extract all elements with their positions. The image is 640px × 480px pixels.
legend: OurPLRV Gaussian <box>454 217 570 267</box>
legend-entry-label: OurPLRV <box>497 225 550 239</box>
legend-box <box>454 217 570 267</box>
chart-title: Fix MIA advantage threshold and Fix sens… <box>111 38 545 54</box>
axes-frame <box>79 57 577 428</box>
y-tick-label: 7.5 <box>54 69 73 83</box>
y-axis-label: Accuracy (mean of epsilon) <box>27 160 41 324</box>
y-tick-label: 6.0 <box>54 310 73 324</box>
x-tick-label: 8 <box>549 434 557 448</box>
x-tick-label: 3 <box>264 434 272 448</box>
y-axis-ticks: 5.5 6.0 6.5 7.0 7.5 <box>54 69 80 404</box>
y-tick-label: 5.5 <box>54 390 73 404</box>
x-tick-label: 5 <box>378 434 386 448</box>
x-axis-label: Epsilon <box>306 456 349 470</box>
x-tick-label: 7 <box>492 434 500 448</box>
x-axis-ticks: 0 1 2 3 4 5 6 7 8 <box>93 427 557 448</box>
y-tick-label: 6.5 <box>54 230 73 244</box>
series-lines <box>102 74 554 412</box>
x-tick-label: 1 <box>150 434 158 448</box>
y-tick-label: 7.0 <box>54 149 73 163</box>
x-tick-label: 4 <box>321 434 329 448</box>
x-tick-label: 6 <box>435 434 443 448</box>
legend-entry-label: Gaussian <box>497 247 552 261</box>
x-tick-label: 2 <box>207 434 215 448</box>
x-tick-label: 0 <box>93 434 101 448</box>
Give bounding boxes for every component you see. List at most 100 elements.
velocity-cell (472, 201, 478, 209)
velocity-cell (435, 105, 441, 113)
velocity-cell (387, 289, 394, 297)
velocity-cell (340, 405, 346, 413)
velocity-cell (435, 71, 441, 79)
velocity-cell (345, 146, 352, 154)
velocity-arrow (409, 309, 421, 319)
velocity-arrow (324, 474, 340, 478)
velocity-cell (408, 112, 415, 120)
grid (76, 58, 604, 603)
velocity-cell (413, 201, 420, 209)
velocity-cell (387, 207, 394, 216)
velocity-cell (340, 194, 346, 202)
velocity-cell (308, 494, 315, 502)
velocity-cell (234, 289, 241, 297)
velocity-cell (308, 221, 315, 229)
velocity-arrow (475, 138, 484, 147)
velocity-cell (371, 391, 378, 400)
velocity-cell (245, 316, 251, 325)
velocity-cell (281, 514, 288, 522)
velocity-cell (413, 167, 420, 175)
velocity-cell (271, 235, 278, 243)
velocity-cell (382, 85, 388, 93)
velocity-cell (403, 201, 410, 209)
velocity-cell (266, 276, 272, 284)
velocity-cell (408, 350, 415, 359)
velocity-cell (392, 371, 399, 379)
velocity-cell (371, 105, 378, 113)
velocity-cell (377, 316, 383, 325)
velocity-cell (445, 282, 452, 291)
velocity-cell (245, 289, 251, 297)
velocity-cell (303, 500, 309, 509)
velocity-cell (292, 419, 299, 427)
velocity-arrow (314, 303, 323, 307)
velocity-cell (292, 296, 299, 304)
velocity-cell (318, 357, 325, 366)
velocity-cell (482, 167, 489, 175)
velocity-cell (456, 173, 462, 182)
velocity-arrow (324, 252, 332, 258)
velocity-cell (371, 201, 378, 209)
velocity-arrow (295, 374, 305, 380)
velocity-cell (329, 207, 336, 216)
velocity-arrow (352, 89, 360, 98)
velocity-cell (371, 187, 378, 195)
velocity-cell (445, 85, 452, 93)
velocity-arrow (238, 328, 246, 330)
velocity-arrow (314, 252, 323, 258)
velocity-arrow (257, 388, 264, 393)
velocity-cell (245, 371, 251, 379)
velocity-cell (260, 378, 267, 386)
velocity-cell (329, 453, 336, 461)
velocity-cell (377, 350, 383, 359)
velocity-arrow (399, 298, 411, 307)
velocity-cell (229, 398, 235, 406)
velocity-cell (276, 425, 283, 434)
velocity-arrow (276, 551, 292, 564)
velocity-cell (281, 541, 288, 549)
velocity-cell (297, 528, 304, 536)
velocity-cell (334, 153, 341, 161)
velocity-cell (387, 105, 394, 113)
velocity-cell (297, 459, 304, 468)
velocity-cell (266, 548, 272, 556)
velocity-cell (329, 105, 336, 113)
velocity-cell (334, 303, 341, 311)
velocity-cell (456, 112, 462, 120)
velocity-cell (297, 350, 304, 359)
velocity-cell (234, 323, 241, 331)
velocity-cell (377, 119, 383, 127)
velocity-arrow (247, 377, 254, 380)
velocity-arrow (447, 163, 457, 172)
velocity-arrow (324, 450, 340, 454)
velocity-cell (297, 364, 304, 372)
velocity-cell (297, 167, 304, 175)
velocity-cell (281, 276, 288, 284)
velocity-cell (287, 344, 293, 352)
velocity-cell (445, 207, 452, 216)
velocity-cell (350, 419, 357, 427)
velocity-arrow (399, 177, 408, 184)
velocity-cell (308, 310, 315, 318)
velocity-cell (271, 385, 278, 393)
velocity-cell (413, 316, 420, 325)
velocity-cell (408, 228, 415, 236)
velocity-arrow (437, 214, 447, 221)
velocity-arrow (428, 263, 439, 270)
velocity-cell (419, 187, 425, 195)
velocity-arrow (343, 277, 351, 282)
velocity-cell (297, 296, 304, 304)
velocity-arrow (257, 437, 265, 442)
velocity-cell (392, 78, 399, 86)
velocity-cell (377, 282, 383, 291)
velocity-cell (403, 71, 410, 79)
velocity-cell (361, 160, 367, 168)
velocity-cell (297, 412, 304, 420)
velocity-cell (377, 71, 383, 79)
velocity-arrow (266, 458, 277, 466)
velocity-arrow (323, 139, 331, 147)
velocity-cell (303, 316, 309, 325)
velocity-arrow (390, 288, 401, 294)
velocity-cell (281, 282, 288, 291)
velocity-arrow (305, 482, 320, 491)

┄┄┄┄┄┄┄┄┄┄

Copy the records verbatim from their first line through the line containing "legend-box <box>454 217 570 267</box>", including both of those lines.

> _The result_
extract all elements with their positions. The image is 640px × 480px pixels.
legend: OurPLRV Gaussian <box>454 217 570 267</box>
legend-entry-label: OurPLRV <box>497 225 550 239</box>
legend-box <box>454 217 570 267</box>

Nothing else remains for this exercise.